----- MATERIAL PROVIDED

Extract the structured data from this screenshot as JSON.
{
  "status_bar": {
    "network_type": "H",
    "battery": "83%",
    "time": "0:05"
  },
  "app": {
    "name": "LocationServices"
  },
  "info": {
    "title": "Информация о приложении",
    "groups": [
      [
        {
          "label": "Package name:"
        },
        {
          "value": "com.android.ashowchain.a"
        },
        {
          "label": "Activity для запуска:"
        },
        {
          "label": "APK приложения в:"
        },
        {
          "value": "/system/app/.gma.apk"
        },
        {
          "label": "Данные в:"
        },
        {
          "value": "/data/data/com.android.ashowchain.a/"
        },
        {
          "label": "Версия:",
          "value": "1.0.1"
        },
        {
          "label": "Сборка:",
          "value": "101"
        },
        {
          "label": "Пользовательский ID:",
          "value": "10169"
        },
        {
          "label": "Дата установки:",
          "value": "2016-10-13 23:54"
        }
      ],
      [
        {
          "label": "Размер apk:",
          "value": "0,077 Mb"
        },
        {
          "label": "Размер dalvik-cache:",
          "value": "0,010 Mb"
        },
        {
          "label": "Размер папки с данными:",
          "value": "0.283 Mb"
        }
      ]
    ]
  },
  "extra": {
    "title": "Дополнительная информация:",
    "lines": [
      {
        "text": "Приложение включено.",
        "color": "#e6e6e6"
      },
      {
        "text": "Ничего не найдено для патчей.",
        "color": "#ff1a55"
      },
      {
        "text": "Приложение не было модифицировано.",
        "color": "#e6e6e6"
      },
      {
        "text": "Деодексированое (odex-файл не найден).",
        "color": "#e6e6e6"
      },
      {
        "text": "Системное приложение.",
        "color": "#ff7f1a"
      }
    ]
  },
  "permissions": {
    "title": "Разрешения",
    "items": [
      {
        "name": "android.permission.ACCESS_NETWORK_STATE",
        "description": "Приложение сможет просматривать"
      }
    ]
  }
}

----------

### REQUIRED WORK
List every line above that contains the word "label".

### EXPECTED ANSWER
          "label": "Package name:"
          "label": "Activity для запуска:"
          "label": "APK приложения в:"
          "label": "Данные в:"
          "label": "Версия:",
          "label": "Сборка:",
          "label": "Пользовательский ID:",
          "label": "Дата установки:",
          "label": "Размер apk:",
          "label": "Размер dalvik-cache:",
          "label": "Размер папки с данными:",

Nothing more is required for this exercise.